### What you should do
Copy the data word for word, from its first line through the line containing "scale-label: 2 A [1015, 460, 1024, 466]".

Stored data
-*-*-

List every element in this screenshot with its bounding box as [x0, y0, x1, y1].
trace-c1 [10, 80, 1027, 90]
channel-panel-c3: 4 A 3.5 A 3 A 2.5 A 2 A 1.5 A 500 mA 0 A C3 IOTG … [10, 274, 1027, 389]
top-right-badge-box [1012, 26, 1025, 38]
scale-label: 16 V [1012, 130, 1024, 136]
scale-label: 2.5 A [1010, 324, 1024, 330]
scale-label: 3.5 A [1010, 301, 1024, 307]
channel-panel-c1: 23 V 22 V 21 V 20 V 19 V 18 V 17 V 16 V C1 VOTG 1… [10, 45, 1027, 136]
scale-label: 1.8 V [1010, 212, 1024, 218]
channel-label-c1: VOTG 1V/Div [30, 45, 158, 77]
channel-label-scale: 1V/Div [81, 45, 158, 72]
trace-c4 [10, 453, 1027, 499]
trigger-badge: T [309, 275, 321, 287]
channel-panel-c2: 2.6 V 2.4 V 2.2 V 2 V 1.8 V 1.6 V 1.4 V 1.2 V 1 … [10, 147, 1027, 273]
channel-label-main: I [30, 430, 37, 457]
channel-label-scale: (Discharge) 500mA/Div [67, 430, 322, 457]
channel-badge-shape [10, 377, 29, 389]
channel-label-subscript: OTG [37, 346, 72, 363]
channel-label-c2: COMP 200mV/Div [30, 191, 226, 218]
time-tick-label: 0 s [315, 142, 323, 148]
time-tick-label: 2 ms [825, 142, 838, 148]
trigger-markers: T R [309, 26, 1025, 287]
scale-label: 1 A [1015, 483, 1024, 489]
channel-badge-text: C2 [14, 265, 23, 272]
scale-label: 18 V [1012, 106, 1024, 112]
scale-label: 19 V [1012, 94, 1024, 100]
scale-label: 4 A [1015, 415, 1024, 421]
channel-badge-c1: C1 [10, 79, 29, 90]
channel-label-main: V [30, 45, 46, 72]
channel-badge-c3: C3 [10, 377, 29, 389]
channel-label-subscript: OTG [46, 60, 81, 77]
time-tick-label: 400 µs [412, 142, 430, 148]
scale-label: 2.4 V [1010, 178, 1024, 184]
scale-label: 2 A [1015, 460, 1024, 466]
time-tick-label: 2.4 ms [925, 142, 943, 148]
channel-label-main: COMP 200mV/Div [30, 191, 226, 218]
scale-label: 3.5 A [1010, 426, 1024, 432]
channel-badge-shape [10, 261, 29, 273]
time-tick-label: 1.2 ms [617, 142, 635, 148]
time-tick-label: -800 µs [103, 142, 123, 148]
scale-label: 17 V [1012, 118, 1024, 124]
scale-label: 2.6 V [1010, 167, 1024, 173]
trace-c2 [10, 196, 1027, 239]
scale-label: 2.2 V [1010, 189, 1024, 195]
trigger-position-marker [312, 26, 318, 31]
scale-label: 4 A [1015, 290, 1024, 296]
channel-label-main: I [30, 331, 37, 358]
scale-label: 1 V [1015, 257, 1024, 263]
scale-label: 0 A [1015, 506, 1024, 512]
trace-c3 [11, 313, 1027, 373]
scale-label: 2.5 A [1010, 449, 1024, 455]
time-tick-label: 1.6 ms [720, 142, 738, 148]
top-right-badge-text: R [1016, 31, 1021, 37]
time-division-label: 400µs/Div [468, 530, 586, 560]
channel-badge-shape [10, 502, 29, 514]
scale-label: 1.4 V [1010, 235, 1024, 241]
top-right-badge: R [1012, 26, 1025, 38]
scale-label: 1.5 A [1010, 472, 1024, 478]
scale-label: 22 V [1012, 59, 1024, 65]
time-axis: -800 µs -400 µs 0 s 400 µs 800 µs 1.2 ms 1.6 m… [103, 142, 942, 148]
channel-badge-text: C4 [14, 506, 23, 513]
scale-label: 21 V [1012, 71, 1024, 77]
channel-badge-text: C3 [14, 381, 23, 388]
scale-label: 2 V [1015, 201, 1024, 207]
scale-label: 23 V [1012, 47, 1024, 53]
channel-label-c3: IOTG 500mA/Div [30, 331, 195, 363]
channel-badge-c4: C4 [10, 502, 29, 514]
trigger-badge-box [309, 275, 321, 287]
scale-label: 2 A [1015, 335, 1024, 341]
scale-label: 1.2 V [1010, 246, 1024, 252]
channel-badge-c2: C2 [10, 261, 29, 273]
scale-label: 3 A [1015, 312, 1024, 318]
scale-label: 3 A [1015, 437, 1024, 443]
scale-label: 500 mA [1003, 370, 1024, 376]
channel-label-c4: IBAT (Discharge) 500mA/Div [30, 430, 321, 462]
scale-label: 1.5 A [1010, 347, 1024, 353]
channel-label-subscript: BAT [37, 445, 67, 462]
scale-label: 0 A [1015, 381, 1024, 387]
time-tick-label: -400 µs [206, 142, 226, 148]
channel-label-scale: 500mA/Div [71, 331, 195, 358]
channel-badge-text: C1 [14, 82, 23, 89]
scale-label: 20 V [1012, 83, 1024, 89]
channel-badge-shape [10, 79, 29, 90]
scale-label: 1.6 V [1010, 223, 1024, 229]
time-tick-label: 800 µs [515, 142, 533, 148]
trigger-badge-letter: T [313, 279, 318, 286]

-*-*-

### Task output
List every element in this screenshot with its bounding box as [x0, y0, x1, y1].
trace-c1 [10, 80, 1027, 90]
channel-panel-c3: 4 A 3.5 A 3 A 2.5 A 2 A 1.5 A 500 mA 0 A C3 IOTG … [10, 274, 1027, 389]
top-right-badge-box [1012, 26, 1025, 38]
scale-label: 16 V [1012, 130, 1024, 136]
scale-label: 2.5 A [1010, 324, 1024, 330]
scale-label: 3.5 A [1010, 301, 1024, 307]
channel-panel-c1: 23 V 22 V 21 V 20 V 19 V 18 V 17 V 16 V C1 VOTG 1… [10, 45, 1027, 136]
scale-label: 1.8 V [1010, 212, 1024, 218]
channel-label-c1: VOTG 1V/Div [30, 45, 158, 77]
channel-label-scale: 1V/Div [81, 45, 158, 72]
trace-c4 [10, 453, 1027, 499]
trigger-badge: T [309, 275, 321, 287]
channel-panel-c2: 2.6 V 2.4 V 2.2 V 2 V 1.8 V 1.6 V 1.4 V 1.2 V 1 … [10, 147, 1027, 273]
channel-label-main: I [30, 430, 37, 457]
channel-label-scale: (Discharge) 500mA/Div [67, 430, 322, 457]
channel-badge-shape [10, 377, 29, 389]
channel-label-subscript: OTG [37, 346, 72, 363]
channel-label-c2: COMP 200mV/Div [30, 191, 226, 218]
time-tick-label: 0 s [315, 142, 323, 148]
time-tick-label: 2 ms [825, 142, 838, 148]
trigger-markers: T R [309, 26, 1025, 287]
scale-label: 1 A [1015, 483, 1024, 489]
channel-badge-text: C2 [14, 265, 23, 272]
scale-label: 18 V [1012, 106, 1024, 112]
scale-label: 19 V [1012, 94, 1024, 100]
scale-label: 4 A [1015, 415, 1024, 421]
channel-badge-c1: C1 [10, 79, 29, 90]
channel-label-main: V [30, 45, 46, 72]
channel-badge-c3: C3 [10, 377, 29, 389]
channel-label-subscript: OTG [46, 60, 81, 77]
time-tick-label: 400 µs [412, 142, 430, 148]
scale-label: 2.4 V [1010, 178, 1024, 184]
scale-label: 2 A [1015, 460, 1024, 466]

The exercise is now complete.